start PROVIDED DATA

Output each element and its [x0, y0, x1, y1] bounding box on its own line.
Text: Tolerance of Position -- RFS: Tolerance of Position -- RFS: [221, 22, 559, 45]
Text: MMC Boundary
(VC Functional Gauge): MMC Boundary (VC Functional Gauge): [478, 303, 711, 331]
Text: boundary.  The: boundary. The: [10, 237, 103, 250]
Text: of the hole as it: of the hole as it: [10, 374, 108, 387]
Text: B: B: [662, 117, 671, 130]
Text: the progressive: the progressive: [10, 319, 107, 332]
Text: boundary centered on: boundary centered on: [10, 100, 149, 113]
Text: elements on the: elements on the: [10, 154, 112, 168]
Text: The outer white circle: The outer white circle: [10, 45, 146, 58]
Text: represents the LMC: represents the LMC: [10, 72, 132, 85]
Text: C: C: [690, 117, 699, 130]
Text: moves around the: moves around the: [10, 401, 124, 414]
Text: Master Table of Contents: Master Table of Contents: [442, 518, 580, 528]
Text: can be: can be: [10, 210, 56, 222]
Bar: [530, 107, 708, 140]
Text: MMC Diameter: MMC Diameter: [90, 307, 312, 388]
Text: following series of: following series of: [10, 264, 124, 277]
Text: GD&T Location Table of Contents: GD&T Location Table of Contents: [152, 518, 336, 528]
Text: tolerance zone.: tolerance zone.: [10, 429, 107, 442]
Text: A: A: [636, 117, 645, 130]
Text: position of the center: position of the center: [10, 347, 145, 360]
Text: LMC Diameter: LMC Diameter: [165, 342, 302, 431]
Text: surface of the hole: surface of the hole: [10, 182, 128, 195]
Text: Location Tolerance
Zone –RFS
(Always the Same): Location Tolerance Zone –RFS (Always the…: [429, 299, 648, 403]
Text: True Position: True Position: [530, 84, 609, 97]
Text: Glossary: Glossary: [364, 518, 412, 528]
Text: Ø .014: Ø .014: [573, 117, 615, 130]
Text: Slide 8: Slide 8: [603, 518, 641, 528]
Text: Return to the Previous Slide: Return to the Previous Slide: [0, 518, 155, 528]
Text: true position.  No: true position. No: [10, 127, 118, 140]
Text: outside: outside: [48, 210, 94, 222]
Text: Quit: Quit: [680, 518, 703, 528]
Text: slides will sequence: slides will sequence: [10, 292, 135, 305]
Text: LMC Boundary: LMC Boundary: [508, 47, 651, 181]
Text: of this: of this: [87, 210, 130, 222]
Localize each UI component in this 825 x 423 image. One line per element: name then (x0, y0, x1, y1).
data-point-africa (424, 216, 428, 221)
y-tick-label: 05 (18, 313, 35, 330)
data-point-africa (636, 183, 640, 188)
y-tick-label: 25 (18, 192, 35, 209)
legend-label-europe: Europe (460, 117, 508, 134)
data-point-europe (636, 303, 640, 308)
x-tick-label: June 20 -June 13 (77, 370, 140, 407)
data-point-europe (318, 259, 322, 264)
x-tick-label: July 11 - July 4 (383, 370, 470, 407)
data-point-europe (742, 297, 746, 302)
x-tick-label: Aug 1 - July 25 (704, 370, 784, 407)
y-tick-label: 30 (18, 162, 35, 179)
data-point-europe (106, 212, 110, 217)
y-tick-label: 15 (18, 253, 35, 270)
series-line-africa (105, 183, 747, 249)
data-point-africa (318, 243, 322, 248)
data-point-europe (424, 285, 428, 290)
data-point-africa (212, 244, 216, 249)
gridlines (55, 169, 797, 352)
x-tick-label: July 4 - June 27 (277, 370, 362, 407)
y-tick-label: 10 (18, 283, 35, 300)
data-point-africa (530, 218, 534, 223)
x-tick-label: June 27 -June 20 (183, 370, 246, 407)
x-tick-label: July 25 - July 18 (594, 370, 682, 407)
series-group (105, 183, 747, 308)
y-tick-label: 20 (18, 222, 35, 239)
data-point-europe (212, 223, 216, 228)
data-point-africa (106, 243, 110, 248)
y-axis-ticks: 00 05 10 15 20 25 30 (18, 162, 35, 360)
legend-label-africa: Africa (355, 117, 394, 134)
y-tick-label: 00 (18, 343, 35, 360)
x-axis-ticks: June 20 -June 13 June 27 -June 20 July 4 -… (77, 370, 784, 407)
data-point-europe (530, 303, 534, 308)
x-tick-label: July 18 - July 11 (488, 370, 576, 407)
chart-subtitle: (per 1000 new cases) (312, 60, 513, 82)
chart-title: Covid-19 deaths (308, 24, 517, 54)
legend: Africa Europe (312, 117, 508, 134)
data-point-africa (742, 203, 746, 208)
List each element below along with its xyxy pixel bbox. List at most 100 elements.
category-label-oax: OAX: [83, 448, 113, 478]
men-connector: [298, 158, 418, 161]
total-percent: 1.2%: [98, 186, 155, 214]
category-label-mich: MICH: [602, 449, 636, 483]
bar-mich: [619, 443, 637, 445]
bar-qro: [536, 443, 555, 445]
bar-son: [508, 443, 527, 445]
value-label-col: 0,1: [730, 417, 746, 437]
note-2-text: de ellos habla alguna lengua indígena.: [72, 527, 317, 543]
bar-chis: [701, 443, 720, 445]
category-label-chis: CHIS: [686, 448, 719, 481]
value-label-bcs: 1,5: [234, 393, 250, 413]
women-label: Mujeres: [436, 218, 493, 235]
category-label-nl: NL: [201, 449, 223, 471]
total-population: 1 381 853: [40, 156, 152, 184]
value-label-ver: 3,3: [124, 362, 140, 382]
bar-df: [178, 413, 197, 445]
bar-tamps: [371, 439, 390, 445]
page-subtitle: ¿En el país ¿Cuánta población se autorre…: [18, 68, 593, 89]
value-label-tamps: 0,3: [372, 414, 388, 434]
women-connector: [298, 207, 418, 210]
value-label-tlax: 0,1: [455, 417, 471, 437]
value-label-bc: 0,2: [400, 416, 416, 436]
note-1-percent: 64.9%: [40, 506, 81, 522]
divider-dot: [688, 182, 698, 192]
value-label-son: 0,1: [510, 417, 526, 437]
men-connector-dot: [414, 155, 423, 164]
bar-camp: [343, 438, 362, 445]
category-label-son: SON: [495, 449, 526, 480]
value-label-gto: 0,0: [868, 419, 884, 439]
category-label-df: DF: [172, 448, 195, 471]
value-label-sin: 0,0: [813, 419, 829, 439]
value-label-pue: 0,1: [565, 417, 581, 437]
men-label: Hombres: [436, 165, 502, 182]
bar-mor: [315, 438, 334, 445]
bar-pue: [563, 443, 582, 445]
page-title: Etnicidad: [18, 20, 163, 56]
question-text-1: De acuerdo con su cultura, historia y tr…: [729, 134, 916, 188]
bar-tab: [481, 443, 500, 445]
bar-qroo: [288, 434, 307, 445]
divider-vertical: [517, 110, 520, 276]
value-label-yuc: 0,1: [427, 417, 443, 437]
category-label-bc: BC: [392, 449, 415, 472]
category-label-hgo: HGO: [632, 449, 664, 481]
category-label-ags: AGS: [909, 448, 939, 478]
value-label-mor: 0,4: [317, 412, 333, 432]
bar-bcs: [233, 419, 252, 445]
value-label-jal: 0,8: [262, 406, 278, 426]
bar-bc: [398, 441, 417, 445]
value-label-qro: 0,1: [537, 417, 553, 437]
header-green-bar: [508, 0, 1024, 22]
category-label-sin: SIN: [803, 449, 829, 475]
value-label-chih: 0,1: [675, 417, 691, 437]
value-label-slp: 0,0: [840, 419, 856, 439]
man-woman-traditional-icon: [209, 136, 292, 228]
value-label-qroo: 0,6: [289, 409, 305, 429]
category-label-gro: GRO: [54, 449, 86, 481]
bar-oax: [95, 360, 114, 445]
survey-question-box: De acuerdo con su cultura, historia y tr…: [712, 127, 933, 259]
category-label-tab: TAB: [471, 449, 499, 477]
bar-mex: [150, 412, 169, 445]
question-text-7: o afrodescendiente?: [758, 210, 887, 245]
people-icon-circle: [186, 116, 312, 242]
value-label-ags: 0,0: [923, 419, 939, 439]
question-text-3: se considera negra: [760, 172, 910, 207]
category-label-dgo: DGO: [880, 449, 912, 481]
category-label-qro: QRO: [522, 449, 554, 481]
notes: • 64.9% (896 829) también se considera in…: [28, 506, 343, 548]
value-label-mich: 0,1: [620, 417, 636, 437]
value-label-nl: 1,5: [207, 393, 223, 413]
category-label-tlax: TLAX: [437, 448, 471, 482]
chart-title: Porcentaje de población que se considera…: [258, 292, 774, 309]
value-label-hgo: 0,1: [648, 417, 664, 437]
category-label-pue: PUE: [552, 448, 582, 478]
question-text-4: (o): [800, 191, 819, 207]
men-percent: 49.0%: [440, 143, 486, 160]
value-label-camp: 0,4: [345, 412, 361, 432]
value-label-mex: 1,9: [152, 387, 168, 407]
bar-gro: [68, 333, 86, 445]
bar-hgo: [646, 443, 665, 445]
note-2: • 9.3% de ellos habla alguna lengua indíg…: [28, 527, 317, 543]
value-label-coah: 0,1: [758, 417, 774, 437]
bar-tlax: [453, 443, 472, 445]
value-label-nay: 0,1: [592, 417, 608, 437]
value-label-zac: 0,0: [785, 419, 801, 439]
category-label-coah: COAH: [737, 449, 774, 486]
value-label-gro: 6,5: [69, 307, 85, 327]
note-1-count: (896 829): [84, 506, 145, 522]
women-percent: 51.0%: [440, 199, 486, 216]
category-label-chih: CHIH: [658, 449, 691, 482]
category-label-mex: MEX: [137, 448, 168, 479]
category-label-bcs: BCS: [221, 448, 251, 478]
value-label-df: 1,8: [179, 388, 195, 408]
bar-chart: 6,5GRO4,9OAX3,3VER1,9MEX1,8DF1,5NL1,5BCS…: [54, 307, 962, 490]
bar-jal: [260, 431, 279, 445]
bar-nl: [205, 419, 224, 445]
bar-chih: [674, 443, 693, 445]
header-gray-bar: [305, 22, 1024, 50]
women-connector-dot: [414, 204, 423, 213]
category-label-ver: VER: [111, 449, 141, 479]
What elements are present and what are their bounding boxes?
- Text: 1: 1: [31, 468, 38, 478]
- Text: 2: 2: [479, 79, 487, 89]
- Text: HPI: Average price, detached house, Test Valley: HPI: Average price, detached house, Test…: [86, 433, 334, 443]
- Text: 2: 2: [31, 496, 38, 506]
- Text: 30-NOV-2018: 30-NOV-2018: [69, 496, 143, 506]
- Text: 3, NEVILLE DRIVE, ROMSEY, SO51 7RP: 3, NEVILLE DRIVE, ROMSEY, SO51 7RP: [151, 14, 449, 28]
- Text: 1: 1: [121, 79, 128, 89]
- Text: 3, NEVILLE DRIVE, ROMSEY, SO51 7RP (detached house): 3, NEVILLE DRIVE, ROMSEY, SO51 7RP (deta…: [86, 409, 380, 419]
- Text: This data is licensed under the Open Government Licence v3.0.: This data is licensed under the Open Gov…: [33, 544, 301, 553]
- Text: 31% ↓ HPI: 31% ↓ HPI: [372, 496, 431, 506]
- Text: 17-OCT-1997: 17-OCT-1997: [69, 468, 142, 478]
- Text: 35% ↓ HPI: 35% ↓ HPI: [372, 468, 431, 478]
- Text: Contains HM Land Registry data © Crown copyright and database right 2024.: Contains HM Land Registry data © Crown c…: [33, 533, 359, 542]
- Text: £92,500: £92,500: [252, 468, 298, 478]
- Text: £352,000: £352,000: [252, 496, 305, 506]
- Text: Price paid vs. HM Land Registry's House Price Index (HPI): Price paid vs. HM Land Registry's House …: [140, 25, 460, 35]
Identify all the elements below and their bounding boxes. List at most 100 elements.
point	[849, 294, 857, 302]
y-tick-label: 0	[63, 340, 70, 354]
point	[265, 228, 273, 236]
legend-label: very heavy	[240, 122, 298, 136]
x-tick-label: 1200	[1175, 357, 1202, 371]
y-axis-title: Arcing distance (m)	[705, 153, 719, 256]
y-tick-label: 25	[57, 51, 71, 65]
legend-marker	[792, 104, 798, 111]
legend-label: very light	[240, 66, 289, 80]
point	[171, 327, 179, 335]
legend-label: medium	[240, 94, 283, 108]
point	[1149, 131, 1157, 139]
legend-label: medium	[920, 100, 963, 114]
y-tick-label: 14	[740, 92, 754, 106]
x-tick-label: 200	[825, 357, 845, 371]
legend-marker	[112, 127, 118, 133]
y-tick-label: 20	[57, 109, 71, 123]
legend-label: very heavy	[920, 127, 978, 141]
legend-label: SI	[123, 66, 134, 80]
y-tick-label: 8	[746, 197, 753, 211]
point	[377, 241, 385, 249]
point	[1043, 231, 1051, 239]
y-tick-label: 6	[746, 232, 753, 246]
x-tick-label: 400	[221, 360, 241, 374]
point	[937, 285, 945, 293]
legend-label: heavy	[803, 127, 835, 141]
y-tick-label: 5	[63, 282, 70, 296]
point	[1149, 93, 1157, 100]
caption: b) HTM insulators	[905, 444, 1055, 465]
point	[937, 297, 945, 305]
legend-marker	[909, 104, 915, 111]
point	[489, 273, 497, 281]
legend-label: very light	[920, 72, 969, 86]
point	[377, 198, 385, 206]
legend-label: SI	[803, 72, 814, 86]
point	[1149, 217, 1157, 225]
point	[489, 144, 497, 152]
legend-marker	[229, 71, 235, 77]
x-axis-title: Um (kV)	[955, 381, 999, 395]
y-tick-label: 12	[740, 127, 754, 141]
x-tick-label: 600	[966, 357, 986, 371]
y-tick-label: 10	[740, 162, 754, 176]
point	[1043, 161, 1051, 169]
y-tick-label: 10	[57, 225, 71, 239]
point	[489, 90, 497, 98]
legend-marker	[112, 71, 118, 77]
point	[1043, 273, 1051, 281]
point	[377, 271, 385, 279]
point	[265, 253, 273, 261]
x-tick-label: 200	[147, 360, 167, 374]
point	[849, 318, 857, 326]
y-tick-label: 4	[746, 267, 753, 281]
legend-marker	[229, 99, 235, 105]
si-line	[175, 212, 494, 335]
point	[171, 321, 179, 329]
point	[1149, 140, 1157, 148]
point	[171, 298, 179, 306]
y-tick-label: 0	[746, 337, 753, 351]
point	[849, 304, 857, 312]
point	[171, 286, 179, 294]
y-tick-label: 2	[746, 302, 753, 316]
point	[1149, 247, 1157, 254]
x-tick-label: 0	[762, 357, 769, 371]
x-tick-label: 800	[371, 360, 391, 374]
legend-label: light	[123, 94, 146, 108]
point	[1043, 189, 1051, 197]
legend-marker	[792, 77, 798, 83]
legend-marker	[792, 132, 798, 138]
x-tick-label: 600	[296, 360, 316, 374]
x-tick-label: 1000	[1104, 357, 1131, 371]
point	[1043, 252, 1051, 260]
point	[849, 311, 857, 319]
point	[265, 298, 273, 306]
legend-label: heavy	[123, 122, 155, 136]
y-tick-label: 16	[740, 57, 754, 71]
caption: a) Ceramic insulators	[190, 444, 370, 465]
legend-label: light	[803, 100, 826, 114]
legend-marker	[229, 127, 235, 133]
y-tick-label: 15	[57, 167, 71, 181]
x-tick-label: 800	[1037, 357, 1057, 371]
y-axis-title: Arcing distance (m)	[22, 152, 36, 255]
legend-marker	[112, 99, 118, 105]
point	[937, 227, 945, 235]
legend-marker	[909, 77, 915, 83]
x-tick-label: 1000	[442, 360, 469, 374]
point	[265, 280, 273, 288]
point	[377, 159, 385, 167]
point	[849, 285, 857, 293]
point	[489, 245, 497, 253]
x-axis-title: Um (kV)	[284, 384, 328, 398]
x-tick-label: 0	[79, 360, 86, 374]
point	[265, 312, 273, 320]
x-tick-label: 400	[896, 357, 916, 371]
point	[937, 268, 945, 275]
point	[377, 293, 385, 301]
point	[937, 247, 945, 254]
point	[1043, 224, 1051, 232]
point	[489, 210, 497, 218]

end PROVIDED DATA

#### [YOUR TASK]
Reproduce the listing verbatim, starting at its first line and ending at the line containing "237, 103, 250]", with both of those lines included.

#### [FINISHED ANSWER]
Output each element and its [x0, y0, x1, y1] bounding box on its own line.
Text: Tolerance of Position -- RFS: Tolerance of Position -- RFS: [221, 22, 559, 45]
Text: MMC Boundary
(VC Functional Gauge): MMC Boundary (VC Functional Gauge): [478, 303, 711, 331]
Text: boundary.  The: boundary. The: [10, 237, 103, 250]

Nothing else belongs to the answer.